### STATED GOAL
Count every line that holds the string "chirurgiens", then give that number alone.

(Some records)
* * * * *
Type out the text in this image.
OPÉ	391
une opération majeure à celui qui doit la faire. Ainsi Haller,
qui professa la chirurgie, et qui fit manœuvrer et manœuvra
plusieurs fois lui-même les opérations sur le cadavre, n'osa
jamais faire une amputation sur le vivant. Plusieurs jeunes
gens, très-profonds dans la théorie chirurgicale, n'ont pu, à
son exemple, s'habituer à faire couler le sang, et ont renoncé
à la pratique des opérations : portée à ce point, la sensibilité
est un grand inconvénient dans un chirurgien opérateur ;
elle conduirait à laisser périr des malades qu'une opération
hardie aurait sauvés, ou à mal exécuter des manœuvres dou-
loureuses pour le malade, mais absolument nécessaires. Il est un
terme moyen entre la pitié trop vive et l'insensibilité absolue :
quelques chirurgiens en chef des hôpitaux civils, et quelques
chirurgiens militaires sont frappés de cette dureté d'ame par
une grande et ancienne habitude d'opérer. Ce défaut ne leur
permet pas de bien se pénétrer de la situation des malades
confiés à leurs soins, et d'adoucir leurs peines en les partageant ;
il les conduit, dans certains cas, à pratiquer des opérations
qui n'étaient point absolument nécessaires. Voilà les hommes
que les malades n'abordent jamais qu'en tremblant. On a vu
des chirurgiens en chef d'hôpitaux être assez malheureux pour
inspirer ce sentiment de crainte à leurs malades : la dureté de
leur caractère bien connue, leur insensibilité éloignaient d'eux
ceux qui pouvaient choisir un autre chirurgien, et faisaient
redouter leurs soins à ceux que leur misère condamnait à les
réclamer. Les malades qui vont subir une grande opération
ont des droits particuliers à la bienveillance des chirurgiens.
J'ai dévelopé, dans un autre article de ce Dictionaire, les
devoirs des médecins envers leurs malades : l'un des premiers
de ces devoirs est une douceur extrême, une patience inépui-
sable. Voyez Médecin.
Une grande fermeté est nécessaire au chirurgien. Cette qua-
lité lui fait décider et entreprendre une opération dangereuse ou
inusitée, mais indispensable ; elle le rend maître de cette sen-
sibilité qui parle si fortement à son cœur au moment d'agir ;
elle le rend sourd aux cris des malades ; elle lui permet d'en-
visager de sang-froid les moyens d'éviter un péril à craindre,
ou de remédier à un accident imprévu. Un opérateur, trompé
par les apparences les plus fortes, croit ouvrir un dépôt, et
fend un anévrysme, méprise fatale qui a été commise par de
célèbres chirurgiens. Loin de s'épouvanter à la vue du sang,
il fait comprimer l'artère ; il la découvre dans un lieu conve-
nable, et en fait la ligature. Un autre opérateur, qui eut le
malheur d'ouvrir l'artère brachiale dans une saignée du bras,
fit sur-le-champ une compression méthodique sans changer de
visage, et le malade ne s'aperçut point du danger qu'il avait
* * * * *
### ANSWER FOR THE TASK
5